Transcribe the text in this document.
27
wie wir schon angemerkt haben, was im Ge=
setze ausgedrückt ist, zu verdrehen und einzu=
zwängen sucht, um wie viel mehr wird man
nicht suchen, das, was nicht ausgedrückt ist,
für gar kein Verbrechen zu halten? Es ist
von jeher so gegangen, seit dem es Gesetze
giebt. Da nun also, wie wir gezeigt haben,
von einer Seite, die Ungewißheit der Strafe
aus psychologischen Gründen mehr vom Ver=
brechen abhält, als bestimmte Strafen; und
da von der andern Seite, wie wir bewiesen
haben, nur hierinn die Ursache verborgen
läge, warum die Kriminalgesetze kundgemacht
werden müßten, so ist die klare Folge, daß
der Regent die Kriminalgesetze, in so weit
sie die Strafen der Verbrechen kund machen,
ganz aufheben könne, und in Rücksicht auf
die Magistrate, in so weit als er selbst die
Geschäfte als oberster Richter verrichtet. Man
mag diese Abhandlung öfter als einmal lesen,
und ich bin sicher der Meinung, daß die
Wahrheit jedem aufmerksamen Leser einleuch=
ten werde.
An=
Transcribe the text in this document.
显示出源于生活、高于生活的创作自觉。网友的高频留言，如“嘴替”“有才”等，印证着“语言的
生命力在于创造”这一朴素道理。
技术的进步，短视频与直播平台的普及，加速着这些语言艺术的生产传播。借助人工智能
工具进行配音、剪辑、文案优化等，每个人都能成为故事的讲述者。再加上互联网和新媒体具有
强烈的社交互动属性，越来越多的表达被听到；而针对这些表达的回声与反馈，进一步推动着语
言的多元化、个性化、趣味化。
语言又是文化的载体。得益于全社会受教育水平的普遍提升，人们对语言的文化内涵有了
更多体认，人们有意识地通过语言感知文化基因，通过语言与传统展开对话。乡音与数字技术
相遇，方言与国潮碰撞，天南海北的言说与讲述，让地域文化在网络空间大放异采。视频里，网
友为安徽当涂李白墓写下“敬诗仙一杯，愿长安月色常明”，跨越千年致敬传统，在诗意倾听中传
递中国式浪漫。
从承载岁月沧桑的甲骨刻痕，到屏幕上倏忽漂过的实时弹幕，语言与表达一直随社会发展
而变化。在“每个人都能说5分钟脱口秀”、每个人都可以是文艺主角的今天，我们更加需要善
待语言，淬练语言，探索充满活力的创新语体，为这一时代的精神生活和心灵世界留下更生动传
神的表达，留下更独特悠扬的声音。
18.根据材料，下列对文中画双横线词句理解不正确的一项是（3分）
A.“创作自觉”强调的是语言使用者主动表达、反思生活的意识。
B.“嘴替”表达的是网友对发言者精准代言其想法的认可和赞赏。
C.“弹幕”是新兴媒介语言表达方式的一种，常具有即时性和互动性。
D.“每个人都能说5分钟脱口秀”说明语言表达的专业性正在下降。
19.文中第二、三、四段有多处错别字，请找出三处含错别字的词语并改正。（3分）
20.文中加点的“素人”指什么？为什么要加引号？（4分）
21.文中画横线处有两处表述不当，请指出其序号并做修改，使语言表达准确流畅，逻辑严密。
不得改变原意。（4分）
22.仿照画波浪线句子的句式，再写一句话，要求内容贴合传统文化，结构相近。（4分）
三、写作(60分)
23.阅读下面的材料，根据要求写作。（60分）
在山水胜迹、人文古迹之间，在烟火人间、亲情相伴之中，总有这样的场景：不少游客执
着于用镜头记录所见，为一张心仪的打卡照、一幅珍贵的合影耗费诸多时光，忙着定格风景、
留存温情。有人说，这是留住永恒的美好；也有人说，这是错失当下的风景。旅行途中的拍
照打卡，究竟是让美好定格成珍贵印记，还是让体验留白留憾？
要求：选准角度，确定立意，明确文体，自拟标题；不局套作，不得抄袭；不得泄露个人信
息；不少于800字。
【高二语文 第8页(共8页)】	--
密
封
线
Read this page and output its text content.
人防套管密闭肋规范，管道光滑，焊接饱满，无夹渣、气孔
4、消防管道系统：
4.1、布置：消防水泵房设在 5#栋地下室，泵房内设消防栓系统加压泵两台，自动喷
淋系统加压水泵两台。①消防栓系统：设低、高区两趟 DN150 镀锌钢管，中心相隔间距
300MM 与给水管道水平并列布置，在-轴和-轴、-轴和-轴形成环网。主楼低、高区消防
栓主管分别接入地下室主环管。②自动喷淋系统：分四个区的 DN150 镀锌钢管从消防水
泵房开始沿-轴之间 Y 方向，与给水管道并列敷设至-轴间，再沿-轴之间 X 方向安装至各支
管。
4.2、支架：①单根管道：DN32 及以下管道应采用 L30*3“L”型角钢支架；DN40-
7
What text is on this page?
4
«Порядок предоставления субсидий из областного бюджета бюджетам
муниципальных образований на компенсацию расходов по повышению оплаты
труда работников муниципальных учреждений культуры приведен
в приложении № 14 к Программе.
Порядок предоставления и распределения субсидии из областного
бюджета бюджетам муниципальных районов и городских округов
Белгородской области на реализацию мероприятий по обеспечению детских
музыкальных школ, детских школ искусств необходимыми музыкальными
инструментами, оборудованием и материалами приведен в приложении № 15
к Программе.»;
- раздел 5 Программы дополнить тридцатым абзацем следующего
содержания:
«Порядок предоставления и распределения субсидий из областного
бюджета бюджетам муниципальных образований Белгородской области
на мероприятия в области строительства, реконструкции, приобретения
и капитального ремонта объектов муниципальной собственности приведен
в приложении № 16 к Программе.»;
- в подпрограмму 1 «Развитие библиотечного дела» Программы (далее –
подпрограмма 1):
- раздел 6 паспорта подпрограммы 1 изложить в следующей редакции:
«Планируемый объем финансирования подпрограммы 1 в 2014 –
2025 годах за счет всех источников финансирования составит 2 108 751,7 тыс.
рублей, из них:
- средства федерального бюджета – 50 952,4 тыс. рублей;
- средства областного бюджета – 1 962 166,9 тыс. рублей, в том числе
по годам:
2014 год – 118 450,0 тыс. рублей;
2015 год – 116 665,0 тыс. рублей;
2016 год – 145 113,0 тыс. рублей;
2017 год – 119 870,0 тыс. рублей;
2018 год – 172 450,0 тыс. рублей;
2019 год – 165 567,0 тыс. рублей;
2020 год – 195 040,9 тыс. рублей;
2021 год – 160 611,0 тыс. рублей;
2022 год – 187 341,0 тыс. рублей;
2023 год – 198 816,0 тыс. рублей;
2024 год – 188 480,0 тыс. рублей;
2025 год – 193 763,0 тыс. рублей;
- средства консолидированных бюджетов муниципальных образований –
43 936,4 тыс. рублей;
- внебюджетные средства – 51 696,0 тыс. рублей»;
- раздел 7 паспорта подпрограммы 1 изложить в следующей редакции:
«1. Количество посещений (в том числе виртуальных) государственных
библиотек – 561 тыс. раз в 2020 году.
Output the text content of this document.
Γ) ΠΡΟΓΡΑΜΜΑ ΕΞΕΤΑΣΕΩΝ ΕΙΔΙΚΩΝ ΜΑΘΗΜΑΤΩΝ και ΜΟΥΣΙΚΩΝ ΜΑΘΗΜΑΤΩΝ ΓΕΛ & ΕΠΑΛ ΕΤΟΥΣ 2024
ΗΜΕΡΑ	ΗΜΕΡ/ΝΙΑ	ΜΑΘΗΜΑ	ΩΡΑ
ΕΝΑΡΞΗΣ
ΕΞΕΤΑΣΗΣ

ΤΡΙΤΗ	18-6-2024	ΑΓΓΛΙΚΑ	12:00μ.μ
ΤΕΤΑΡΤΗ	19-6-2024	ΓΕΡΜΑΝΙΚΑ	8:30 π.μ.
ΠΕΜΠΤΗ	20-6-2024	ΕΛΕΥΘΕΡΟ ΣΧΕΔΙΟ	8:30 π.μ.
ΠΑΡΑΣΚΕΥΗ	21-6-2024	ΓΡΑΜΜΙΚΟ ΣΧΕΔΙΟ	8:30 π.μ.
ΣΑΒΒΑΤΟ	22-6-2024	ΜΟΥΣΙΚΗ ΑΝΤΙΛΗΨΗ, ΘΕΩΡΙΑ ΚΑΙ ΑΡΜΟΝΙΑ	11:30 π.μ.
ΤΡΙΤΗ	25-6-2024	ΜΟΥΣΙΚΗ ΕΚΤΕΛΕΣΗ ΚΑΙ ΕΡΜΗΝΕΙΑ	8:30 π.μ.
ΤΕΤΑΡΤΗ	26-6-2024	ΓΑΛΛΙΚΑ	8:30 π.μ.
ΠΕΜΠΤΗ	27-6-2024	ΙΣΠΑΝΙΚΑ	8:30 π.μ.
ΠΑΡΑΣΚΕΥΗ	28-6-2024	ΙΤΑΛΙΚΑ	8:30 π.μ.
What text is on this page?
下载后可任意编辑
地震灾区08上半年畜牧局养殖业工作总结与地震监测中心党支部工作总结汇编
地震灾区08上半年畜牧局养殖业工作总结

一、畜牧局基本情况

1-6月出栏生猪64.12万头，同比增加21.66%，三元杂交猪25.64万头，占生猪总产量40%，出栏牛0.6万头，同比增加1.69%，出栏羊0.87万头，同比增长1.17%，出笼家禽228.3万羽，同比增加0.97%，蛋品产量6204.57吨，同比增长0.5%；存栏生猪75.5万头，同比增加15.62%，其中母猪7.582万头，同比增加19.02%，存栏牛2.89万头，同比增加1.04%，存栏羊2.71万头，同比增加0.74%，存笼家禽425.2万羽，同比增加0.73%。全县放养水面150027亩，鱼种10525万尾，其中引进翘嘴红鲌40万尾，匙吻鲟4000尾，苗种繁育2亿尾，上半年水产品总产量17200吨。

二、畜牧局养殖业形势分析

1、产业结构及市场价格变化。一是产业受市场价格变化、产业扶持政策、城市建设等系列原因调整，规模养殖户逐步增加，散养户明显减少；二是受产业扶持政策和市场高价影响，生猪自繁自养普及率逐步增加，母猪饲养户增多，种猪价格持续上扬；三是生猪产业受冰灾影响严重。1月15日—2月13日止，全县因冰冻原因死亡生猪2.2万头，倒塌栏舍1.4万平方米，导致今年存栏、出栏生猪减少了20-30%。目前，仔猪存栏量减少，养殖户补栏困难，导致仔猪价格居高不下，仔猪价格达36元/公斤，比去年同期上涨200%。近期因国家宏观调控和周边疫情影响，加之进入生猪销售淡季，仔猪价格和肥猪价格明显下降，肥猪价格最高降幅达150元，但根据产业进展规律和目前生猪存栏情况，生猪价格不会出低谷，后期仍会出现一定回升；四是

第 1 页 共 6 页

★ ★ ★

Show every line from the entries above in which "weit" appears.

[Worked answer]
der Regent die Kriminalgesetze, in so weit
die Magistrate, in so weit als er selbst die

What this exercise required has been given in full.